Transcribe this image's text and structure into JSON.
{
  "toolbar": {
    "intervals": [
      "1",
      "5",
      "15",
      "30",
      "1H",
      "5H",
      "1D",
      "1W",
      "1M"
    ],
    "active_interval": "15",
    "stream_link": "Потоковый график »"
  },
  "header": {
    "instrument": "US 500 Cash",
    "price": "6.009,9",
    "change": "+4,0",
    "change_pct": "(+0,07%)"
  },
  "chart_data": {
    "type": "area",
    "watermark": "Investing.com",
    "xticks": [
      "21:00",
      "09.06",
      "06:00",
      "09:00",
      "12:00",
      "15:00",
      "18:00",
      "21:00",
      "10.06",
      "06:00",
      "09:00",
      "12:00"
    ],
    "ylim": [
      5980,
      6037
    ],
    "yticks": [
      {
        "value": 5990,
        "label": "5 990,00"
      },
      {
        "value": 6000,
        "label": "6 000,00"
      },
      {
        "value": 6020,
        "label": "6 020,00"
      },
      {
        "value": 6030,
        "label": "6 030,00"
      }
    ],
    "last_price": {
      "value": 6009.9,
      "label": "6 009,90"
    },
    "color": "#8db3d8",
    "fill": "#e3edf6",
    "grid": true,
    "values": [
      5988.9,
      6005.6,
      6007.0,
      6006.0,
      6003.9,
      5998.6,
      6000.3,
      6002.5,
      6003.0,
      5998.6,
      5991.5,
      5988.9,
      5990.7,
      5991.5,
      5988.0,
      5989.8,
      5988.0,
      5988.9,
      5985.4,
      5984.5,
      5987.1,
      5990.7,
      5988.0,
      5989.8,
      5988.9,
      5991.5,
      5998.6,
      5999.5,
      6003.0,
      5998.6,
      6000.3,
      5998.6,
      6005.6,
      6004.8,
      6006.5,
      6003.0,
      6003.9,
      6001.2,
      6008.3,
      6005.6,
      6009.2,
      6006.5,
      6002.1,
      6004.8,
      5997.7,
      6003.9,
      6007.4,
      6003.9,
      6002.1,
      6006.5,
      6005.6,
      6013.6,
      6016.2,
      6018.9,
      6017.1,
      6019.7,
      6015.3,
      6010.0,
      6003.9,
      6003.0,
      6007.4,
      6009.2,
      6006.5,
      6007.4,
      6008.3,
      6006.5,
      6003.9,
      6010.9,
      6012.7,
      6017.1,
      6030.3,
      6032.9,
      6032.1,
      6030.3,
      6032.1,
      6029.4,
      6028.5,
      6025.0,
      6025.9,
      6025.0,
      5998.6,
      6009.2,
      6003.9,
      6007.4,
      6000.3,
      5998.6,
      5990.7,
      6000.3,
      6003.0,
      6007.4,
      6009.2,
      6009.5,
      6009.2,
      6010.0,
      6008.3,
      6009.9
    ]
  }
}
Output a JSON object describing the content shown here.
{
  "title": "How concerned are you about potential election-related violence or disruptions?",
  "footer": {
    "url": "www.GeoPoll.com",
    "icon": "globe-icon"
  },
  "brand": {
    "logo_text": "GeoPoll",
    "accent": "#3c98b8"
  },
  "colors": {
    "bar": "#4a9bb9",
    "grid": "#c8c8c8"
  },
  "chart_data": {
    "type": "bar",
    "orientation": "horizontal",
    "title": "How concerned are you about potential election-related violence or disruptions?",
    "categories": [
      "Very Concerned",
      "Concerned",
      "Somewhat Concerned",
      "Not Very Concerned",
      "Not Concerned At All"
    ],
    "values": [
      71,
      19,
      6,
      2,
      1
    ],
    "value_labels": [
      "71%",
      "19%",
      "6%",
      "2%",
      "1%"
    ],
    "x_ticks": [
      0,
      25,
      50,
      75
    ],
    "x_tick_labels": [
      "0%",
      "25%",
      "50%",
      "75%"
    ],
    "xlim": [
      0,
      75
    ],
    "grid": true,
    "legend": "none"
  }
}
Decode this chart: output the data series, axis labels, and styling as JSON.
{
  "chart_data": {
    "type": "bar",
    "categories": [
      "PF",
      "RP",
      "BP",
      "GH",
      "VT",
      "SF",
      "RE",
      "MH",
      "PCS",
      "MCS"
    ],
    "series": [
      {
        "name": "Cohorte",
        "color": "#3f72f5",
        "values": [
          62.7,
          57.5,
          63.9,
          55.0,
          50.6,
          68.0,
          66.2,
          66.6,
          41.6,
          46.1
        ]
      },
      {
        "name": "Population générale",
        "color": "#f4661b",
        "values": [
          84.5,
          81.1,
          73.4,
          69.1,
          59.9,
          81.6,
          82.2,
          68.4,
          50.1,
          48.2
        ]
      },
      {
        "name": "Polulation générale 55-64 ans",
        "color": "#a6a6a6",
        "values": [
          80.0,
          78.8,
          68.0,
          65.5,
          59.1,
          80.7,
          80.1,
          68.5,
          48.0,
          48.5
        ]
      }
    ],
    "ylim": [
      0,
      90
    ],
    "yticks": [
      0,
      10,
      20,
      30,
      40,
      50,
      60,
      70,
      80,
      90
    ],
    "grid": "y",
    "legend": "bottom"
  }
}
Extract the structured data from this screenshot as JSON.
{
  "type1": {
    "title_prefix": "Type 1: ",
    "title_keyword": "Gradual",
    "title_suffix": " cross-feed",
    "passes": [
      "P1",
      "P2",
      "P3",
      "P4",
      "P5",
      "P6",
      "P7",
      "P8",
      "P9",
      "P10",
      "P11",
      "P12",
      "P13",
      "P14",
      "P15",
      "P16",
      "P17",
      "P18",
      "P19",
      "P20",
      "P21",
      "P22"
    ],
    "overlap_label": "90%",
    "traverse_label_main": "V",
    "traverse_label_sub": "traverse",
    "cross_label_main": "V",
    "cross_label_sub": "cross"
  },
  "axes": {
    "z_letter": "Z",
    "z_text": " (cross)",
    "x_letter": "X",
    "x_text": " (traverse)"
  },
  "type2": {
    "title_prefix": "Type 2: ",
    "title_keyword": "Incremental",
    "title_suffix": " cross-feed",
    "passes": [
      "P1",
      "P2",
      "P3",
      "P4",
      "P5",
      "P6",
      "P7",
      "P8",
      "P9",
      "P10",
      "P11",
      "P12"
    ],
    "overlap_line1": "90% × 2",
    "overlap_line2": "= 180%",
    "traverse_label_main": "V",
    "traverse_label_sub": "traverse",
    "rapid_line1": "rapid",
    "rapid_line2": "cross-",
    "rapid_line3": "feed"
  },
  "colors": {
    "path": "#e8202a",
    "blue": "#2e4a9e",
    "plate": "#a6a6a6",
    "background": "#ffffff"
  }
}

▬▬▬▬▬▬

Instructions for the task = Report all lines of the data that include the word "election".

Answer for the task =
  "title": "How concerned are you about potential election-related violence or disruptions?",
    "title": "How concerned are you about potential election-related violence or disruptions?",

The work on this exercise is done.